» WHAT YOU SHOULD DO
Copy every line from the data below in which the string "Crude" can be found.

________

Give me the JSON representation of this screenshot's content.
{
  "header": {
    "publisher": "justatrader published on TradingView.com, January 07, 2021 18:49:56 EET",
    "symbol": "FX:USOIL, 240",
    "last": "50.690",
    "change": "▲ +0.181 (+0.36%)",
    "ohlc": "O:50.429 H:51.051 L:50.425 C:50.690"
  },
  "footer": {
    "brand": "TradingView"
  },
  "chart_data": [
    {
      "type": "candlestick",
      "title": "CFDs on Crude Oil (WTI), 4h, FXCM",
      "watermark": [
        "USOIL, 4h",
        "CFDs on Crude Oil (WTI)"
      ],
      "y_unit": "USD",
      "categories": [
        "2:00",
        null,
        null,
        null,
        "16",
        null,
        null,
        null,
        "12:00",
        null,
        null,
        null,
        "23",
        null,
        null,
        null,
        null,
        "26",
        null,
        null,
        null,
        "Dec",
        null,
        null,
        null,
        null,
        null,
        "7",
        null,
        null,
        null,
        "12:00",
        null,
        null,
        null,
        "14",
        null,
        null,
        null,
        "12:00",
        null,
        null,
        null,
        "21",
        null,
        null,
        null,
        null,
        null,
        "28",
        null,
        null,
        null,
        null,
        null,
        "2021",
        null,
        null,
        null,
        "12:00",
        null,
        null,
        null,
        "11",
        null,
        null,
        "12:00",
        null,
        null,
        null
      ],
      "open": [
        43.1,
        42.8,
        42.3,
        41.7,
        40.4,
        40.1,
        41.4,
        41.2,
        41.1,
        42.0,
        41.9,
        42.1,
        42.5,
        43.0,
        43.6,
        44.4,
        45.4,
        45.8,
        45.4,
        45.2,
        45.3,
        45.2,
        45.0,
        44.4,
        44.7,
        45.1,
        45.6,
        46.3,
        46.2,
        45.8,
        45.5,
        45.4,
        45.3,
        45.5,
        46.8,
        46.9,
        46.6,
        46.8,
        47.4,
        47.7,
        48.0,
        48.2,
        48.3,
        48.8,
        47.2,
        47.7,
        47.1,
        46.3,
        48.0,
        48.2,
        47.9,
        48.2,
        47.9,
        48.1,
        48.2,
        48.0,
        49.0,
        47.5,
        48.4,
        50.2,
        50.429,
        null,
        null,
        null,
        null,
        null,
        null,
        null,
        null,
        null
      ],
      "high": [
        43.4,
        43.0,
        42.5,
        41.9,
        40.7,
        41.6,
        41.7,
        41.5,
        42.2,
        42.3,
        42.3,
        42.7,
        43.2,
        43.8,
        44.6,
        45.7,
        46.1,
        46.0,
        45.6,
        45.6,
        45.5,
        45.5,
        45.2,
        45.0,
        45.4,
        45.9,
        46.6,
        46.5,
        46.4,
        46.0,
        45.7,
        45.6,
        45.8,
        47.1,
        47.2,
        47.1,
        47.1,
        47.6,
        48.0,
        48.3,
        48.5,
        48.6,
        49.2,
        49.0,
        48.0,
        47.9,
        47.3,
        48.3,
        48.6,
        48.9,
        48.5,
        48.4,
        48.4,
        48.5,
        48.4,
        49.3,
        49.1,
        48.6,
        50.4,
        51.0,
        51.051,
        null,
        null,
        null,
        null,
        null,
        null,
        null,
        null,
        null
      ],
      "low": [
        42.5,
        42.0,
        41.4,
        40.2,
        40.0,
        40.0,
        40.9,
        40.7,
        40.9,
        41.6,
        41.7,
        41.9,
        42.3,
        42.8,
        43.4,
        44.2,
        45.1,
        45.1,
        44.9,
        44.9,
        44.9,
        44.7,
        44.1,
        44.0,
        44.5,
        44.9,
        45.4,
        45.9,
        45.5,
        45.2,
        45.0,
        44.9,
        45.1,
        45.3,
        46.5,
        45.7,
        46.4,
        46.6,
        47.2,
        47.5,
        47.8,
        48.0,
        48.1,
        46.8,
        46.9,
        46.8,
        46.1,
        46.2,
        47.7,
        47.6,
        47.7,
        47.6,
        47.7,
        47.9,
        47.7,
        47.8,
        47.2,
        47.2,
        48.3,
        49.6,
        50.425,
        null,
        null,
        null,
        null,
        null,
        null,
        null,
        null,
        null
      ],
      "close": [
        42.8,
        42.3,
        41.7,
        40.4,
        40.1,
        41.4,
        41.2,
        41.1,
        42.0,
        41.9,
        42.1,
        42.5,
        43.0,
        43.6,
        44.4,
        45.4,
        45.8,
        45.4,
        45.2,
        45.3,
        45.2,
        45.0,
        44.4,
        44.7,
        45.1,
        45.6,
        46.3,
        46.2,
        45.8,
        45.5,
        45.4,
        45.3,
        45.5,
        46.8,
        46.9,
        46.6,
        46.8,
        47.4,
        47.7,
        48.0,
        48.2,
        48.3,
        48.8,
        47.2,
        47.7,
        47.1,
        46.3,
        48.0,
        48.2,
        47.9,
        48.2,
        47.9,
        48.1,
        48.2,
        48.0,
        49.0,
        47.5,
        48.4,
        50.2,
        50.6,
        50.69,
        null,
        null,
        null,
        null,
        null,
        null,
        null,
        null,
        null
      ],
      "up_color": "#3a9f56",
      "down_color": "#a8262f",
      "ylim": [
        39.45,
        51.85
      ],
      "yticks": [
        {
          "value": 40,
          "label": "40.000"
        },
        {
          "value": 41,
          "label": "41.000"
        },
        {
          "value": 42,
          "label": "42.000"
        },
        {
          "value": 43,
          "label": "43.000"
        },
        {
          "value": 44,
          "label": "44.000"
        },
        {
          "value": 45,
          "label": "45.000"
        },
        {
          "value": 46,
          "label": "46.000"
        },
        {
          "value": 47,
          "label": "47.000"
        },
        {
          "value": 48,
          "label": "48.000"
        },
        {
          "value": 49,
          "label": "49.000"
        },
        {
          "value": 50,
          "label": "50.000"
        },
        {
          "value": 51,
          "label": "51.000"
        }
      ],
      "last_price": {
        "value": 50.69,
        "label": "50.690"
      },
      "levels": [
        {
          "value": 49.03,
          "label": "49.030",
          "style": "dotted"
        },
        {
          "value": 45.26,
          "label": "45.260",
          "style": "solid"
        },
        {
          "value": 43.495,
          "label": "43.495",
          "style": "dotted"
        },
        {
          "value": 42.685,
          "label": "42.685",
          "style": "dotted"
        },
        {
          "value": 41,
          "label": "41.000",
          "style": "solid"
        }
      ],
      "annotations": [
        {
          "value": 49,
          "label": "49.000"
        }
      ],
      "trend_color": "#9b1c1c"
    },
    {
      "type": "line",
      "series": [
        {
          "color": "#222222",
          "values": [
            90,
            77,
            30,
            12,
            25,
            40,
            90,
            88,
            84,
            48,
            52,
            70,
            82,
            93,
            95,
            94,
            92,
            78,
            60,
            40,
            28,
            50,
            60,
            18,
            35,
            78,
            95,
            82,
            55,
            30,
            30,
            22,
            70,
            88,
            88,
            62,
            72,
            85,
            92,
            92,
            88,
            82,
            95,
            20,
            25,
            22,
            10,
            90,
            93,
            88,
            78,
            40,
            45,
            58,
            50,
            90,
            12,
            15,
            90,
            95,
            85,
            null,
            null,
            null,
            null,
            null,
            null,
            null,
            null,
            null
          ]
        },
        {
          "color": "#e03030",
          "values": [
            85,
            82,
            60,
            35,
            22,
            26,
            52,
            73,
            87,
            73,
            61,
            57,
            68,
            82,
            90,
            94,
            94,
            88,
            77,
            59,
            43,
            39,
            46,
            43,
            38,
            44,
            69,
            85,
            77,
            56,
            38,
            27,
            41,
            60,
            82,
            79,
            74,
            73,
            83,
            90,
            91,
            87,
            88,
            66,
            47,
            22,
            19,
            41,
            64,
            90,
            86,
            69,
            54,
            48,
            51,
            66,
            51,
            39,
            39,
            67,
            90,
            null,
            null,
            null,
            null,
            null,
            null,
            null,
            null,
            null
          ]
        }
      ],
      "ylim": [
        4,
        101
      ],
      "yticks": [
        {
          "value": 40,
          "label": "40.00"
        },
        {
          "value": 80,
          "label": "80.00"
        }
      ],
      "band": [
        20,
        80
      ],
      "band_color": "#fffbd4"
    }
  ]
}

________

» COMPLETE OUTPUT
      "title": "CFDs on Crude Oil (WTI), 4h, FXCM",
        "CFDs on Crude Oil (WTI)"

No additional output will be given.